- _To do_:
Keep only the lines where "field" appears.

- _Data excerpts_:
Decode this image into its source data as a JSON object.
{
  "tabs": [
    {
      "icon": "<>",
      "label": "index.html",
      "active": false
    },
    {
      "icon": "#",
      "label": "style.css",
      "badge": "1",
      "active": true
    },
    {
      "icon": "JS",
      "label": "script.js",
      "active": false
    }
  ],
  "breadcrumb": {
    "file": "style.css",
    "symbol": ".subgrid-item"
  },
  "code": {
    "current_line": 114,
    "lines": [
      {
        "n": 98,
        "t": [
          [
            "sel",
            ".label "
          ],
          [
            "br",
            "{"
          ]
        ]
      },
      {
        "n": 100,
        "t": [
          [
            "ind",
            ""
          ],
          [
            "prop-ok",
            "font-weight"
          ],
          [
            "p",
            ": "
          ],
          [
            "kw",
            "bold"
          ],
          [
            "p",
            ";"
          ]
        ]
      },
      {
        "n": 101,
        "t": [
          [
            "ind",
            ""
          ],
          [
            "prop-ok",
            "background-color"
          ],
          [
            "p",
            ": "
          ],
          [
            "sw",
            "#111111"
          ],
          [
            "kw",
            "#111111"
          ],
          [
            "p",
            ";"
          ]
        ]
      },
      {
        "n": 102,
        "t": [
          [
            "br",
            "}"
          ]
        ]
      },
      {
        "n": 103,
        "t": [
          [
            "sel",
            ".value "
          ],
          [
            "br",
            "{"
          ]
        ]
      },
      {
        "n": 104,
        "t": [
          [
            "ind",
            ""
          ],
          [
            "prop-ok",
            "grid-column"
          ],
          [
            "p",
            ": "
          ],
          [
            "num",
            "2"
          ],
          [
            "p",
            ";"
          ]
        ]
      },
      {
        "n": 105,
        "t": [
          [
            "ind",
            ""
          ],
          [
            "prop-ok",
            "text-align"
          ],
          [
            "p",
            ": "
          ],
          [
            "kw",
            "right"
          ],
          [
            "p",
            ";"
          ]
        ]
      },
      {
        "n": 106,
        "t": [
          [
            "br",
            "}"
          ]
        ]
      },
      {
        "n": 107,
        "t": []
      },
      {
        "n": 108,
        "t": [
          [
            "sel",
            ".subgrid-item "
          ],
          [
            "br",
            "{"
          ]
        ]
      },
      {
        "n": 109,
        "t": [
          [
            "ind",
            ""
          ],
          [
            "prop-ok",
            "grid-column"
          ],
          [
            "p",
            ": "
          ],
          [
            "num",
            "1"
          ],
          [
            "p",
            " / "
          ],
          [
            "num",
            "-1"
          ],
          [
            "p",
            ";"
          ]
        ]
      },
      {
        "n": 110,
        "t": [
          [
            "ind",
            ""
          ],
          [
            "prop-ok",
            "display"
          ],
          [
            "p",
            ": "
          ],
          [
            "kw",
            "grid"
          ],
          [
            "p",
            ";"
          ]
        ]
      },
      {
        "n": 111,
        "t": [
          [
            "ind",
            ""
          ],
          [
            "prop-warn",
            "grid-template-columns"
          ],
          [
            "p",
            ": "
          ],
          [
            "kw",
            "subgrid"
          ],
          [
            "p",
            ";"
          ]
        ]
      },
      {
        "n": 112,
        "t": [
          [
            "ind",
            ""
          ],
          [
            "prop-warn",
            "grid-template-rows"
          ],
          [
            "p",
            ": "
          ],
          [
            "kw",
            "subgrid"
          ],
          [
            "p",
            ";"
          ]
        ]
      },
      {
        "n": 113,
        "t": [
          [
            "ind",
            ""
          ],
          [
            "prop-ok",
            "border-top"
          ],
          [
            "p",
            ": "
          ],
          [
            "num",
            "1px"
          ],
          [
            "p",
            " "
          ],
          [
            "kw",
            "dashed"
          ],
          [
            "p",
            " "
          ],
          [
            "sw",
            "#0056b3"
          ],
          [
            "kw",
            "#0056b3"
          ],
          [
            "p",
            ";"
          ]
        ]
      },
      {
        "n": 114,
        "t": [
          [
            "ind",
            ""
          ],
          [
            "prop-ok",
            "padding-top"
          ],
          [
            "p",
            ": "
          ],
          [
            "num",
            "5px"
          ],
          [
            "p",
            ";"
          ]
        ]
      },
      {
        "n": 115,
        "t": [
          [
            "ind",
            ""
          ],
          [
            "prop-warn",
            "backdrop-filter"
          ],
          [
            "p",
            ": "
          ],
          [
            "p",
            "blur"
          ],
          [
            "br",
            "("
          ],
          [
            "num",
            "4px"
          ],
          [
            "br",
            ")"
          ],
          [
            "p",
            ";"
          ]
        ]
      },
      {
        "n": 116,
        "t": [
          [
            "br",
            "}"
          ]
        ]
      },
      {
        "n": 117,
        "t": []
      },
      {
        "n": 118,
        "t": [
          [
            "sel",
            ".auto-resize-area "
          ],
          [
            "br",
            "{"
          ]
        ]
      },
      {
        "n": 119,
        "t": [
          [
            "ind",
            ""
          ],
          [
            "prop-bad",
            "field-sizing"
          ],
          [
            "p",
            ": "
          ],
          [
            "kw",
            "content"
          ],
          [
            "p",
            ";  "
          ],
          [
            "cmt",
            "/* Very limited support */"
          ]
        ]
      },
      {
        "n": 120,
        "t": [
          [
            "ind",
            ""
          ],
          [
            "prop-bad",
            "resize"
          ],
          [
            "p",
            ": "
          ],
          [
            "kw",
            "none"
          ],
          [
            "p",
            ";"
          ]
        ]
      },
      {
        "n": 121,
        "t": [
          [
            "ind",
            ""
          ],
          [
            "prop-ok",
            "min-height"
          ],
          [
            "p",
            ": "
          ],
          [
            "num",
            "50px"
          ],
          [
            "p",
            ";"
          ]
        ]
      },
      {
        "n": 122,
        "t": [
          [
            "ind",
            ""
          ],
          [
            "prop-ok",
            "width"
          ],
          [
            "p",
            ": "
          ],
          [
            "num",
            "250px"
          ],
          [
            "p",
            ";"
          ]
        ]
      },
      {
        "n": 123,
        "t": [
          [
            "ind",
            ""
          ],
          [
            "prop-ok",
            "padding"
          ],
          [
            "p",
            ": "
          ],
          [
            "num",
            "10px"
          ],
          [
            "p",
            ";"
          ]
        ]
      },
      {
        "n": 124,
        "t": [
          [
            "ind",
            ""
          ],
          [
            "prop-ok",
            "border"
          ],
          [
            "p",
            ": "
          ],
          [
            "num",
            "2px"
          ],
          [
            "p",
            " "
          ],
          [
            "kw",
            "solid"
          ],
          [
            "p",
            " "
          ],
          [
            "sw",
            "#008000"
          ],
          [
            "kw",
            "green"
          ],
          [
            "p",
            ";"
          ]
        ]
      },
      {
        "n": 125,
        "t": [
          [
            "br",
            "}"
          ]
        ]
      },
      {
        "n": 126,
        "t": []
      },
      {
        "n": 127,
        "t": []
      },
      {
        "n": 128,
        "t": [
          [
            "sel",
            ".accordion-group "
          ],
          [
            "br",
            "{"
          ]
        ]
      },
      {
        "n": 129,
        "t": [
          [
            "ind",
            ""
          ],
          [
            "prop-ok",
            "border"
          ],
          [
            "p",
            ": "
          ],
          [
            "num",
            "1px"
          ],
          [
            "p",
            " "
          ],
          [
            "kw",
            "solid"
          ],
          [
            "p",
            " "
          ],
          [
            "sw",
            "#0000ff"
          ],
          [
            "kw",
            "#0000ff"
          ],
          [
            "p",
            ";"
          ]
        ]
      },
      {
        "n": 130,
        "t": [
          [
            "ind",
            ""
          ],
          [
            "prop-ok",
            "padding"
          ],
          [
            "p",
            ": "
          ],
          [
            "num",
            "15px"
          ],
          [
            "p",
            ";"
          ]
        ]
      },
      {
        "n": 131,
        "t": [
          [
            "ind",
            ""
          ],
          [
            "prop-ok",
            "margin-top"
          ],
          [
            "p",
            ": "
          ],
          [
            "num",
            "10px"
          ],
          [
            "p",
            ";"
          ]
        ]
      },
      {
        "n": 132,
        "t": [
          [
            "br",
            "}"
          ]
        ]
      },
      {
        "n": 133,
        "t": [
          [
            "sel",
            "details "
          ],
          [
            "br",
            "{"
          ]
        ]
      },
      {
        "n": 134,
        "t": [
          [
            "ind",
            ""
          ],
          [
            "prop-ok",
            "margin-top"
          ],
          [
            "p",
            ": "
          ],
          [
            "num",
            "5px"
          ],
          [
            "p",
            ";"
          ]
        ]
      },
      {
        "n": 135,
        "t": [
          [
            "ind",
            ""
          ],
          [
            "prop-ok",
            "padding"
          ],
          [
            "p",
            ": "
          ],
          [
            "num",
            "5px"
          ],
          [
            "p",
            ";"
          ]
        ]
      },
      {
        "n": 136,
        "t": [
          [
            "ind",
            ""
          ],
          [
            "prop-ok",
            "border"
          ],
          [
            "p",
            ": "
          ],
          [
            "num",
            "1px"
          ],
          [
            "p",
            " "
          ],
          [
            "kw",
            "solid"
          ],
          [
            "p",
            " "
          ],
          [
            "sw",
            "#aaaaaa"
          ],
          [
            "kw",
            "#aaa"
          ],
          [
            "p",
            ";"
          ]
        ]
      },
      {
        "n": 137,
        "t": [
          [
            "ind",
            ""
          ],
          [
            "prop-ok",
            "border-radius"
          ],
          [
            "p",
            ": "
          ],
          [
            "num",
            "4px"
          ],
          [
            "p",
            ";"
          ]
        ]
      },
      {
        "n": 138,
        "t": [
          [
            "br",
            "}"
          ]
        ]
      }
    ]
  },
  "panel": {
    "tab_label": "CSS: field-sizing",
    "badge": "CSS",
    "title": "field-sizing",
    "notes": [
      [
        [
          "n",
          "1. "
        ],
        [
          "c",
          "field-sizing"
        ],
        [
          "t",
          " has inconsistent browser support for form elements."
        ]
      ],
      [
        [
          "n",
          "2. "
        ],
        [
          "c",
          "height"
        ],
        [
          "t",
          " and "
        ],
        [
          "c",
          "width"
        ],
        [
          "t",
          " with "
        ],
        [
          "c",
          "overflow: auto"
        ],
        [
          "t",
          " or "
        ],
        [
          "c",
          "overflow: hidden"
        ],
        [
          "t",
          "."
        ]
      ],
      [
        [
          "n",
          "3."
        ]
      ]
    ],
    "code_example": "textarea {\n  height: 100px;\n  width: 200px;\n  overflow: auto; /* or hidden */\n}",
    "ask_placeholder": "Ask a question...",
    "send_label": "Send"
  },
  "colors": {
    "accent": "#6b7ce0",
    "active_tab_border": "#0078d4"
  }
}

- _Finished task_:
            "field-sizing"
    "tab_label": "CSS: field-sizing",
    "title": "field-sizing",
          "field-sizing"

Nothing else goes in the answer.